Transcribe all the records exactly and omit any images they hold.

• [Data provided]
────────────────
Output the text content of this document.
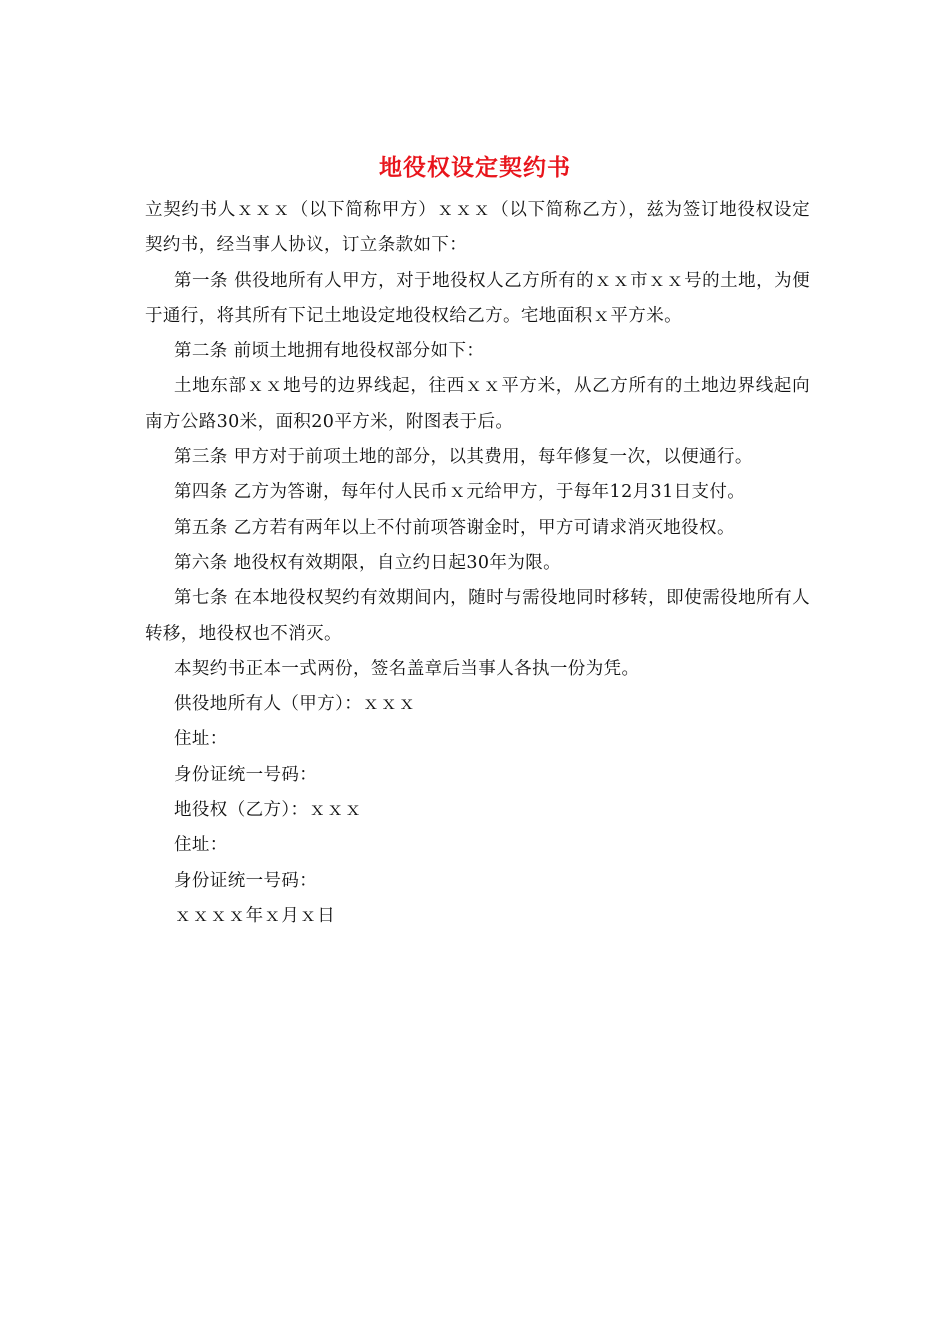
地役权设定契约书

立契约书人ｘｘｘ（以下简称甲方）ｘｘｘ（以下简称乙方），兹为签订地役权设定契约书，经当事人协议，订立条款如下：

第一条 供役地所有人甲方，对于地役权人乙方所有的ｘｘ市ｘｘ号的土地，为便于通行，将其所有下记土地设定地役权给乙方。宅地面积ｘ平方米。

第二条 前顷土地拥有地役权部分如下：

土地东部ｘｘ地号的边界线起，往西ｘｘ平方米，从乙方所有的土地边界线起向南方公路30米，面积20平方米，附图表于后。

第三条 甲方对于前项土地的部分，以其费用，每年修复一次，以便通行。

第四条 乙方为答谢，每年付人民币ｘ元给甲方，于每年12月31日支付。

第五条 乙方若有两年以上不付前项答谢金时，甲方可请求消灭地役权。

第六条 地役权有效期限，自立约日起30年为限。

第七条 在本地役权契约有效期间内，随时与需役地同时移转，即使需役地所有人转移，地役权也不消灭。

本契约书正本一式两份，签名盖章后当事人各执一份为凭。

供役地所有人（甲方）：ｘｘｘ

住址：

身份证统一号码：

地役权（乙方）：ｘｘｘ

住址：

身份证统一号码：

ｘｘｘｘ年ｘ月ｘ日
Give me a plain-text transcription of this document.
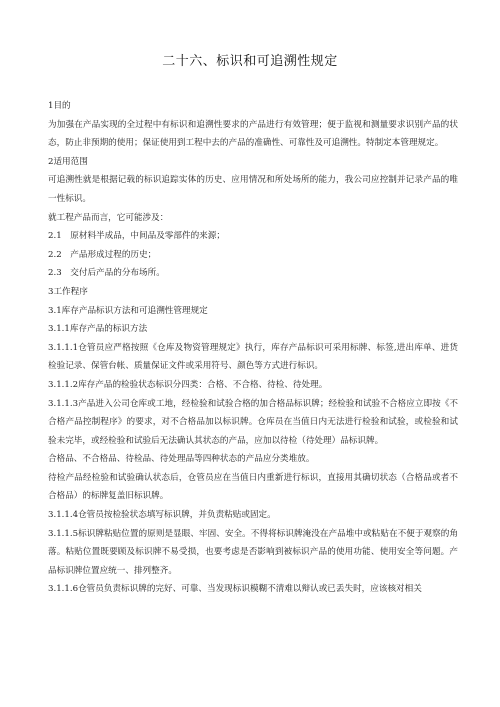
二十六、标识和可追溯性规定

1目的

为加强在产品实现的全过程中有标识和追溯性要求的产品进行有效管理；便于监视和测量要求识别产品的状态，防止非预期的使用；保证使用到工程中去的产品的准确性、可靠性及可追溯性。特制定本管理规定。

2适用范围

可追溯性就是根据记载的标识追踪实体的历史、应用情况和所处场所的能力，我公司应控制并记录产品的唯一性标识。

就工程产品而言，它可能涉及：

2.1　原材料半成品，中间品及零部件的来源；

2.2　产品形成过程的历史；

2.3　交付后产品的分布场所。

3工作程序

3.1库存产品标识方法和可追溯性管理规定

3.1.1库存产品的标识方法

3.1.1.1仓管员应严格按照《仓库及物资管理规定》执行，库存产品标识可采用标牌、标签,进出库单、进货检验记录、保管台帐、质量保证文件或采用符号、颜色等方式进行标识。

3.1.1.2库存产品的检验状态标识分四类：合格、不合格、待检、待处理。

3.1.1.3产品进入公司仓库或工地，经检验和试验合格的加合格品标识牌；经检验和试验不合格应立即按《不合格产品控制程序》的要求，对不合格品加以标识牌。仓库员在当值日内无法进行检验和试验，或检验和试验未完毕，或经检验和试验后无法确认其状态的产品，应加以待检（待处理）品标识牌。

合格品、不合格品、待检品、待处理品等四种状态的产品应分类堆放。

待检产品经检验和试验确认状态后，仓管员应在当值日内重新进行标识，直接用其确切状态（合格品或者不合格品）的标牌复盖旧标识牌。

3.1.1.4仓管员按检验状态填写标识牌，并负责粘贴或固定。

3.1.1.5标识牌粘贴位置的原则是显眼、牢固、安全。不得将标识牌淹没在产品堆中或粘贴在不便于观察的角落。粘贴位置既要顾及标识牌不易受损，也要考虑是否影响到被标识产品的使用功能、使用安全等问题。产品标识牌位置应统一、排列整齐。

3.1.1.6仓管员负责标识牌的完好、可靠、当发现标识模糊不清难以辩认或已丢失时，应该核对相关
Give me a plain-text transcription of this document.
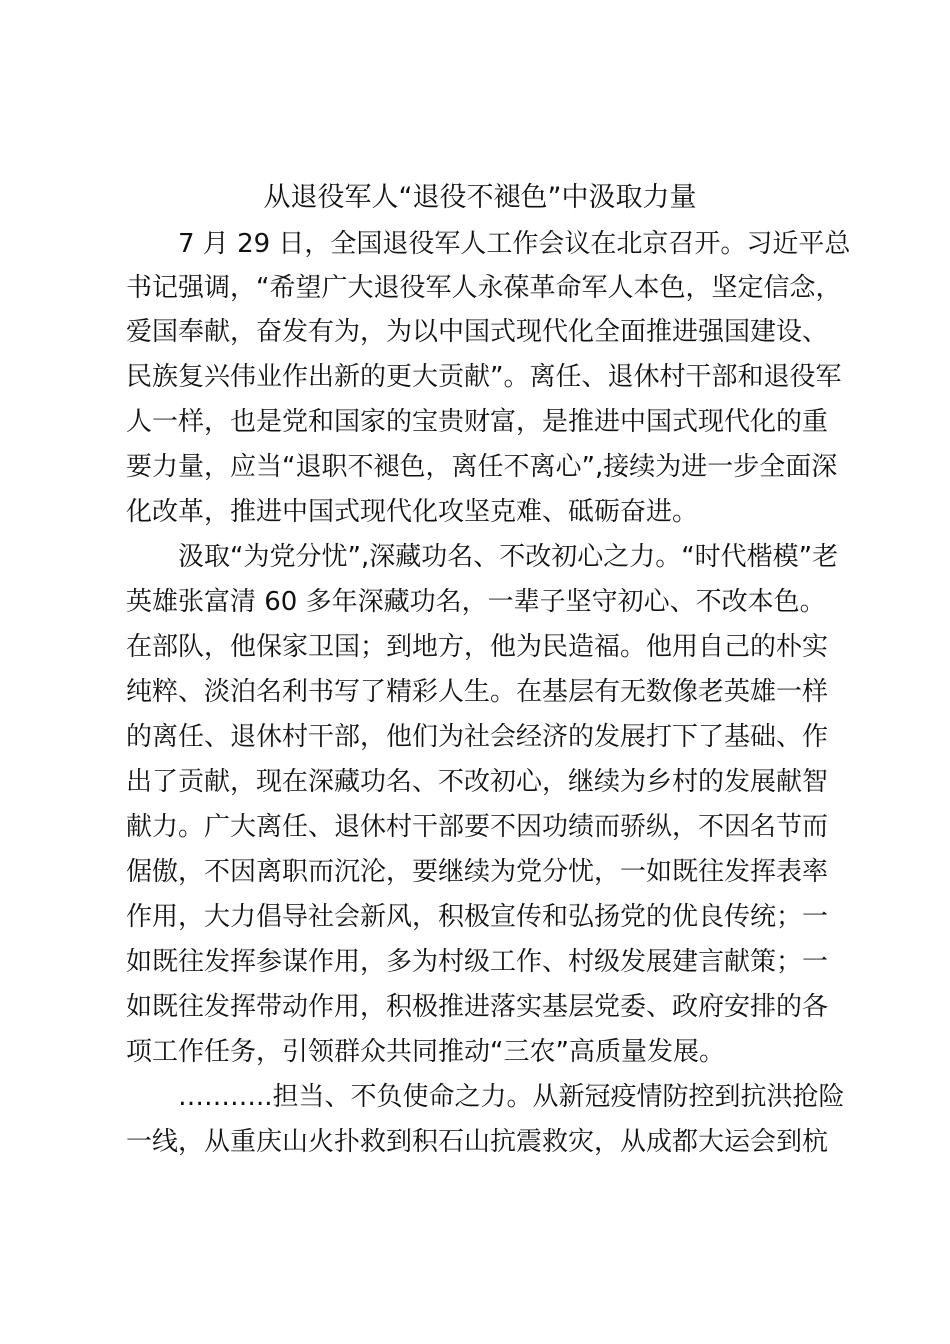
从退役军人“退役不褪色”中汲取力量
7 月 29 日，全国退役军人工作会议在北京召开。习近平总
书记强调，“希望广大退役军人永葆革命军人本色，坚定信念，
爱国奉献，奋发有为，为以中国式现代化全面推进强国建设、
民族复兴伟业作出新的更大贡献”。离任、退休村干部和退役军
人一样，也是党和国家的宝贵财富，是推进中国式现代化的重
要力量，应当“退职不褪色，离任不离心”,接续为进一步全面深
化改革，推进中国式现代化攻坚克难、砥砺奋进。
汲取“为党分忧”,深藏功名、不改初心之力。“时代楷模”老
英雄张富清 60 多年深藏功名，一辈子坚守初心、不改本色。
在部队，他保家卫国；到地方，他为民造福。他用自己的朴实
纯粹、淡泊名利书写了精彩人生。在基层有无数像老英雄一样
的离任、退休村干部，他们为社会经济的发展打下了基础、作
出了贡献，现在深藏功名、不改初心，继续为乡村的发展献智
献力。广大离任、退休村干部要不因功绩而骄纵，不因名节而
倨傲，不因离职而沉沦，要继续为党分忧，一如既往发挥表率
作用，大力倡导社会新风，积极宣传和弘扬党的优良传统；一
如既往发挥参谋作用，多为村级工作、村级发展建言献策；一
如既往发挥带动作用，积极推进落实基层党委、政府安排的各
项工作任务，引领群众共同推动“三农”高质量发展。
………..担当、不负使命之力。从新冠疫情防控到抗洪抢险
一线，从重庆山火扑救到积石山抗震救灾，从成都大运会到杭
────────────────
• [Exercise result]
Output the text content of this document.
地役权设定契约书

立契约书人ｘｘｘ（以下简称甲方）ｘｘｘ（以下简称乙方），兹为签订地役权设定契约书，经当事人协议，订立条款如下：

第一条 供役地所有人甲方，对于地役权人乙方所有的ｘｘ市ｘｘ号的土地，为便于通行，将其所有下记土地设定地役权给乙方。宅地面积ｘ平方米。

第二条 前顷土地拥有地役权部分如下：

土地东部ｘｘ地号的边界线起，往西ｘｘ平方米，从乙方所有的土地边界线起向南方公路30米，面积20平方米，附图表于后。

第三条 甲方对于前项土地的部分，以其费用，每年修复一次，以便通行。

第四条 乙方为答谢，每年付人民币ｘ元给甲方，于每年12月31日支付。

第五条 乙方若有两年以上不付前项答谢金时，甲方可请求消灭地役权。

第六条 地役权有效期限，自立约日起30年为限。

第七条 在本地役权契约有效期间内，随时与需役地同时移转，即使需役地所有人转移，地役权也不消灭。

本契约书正本一式两份，签名盖章后当事人各执一份为凭。

供役地所有人（甲方）：ｘｘｘ

住址：

身份证统一号码：

地役权（乙方）：ｘｘｘ

住址：

身份证统一号码：

ｘｘｘｘ年ｘ月ｘ日
Give me a plain-text transcription of this document.
二十六、标识和可追溯性规定

1目的

为加强在产品实现的全过程中有标识和追溯性要求的产品进行有效管理；便于监视和测量要求识别产品的状态，防止非预期的使用；保证使用到工程中去的产品的准确性、可靠性及可追溯性。特制定本管理规定。

2适用范围

可追溯性就是根据记载的标识追踪实体的历史、应用情况和所处场所的能力，我公司应控制并记录产品的唯一性标识。

就工程产品而言，它可能涉及：

2.1　原材料半成品，中间品及零部件的来源；

2.2　产品形成过程的历史；

2.3　交付后产品的分布场所。

3工作程序

3.1库存产品标识方法和可追溯性管理规定

3.1.1库存产品的标识方法

3.1.1.1仓管员应严格按照《仓库及物资管理规定》执行，库存产品标识可采用标牌、标签,进出库单、进货检验记录、保管台帐、质量保证文件或采用符号、颜色等方式进行标识。

3.1.1.2库存产品的检验状态标识分四类：合格、不合格、待检、待处理。

3.1.1.3产品进入公司仓库或工地，经检验和试验合格的加合格品标识牌；经检验和试验不合格应立即按《不合格产品控制程序》的要求，对不合格品加以标识牌。仓库员在当值日内无法进行检验和试验，或检验和试验未完毕，或经检验和试验后无法确认其状态的产品，应加以待检（待处理）品标识牌。

合格品、不合格品、待检品、待处理品等四种状态的产品应分类堆放。

待检产品经检验和试验确认状态后，仓管员应在当值日内重新进行标识，直接用其确切状态（合格品或者不合格品）的标牌复盖旧标识牌。

3.1.1.4仓管员按检验状态填写标识牌，并负责粘贴或固定。

3.1.1.5标识牌粘贴位置的原则是显眼、牢固、安全。不得将标识牌淹没在产品堆中或粘贴在不便于观察的角落。粘贴位置既要顾及标识牌不易受损，也要考虑是否影响到被标识产品的使用功能、使用安全等问题。产品标识牌位置应统一、排列整齐。

3.1.1.6仓管员负责标识牌的完好、可靠、当发现标识模糊不清难以辩认或已丢失时，应该核对相关
Give me a plain-text transcription of this document.
从退役军人“退役不褪色”中汲取力量
7 月 29 日，全国退役军人工作会议在北京召开。习近平总
书记强调，“希望广大退役军人永葆革命军人本色，坚定信念，
爱国奉献，奋发有为，为以中国式现代化全面推进强国建设、
民族复兴伟业作出新的更大贡献”。离任、退休村干部和退役军
人一样，也是党和国家的宝贵财富，是推进中国式现代化的重
要力量，应当“退职不褪色，离任不离心”,接续为进一步全面深
化改革，推进中国式现代化攻坚克难、砥砺奋进。
汲取“为党分忧”,深藏功名、不改初心之力。“时代楷模”老
英雄张富清 60 多年深藏功名，一辈子坚守初心、不改本色。
在部队，他保家卫国；到地方，他为民造福。他用自己的朴实
纯粹、淡泊名利书写了精彩人生。在基层有无数像老英雄一样
的离任、退休村干部，他们为社会经济的发展打下了基础、作
出了贡献，现在深藏功名、不改初心，继续为乡村的发展献智
献力。广大离任、退休村干部要不因功绩而骄纵，不因名节而
倨傲，不因离职而沉沦，要继续为党分忧，一如既往发挥表率
作用，大力倡导社会新风，积极宣传和弘扬党的优良传统；一
如既往发挥参谋作用，多为村级工作、村级发展建言献策；一
如既往发挥带动作用，积极推进落实基层党委、政府安排的各
项工作任务，引领群众共同推动“三农”高质量发展。
………..担当、不负使命之力。从新冠疫情防控到抗洪抢险
一线，从重庆山火扑救到积石山抗震救灾，从成都大运会到杭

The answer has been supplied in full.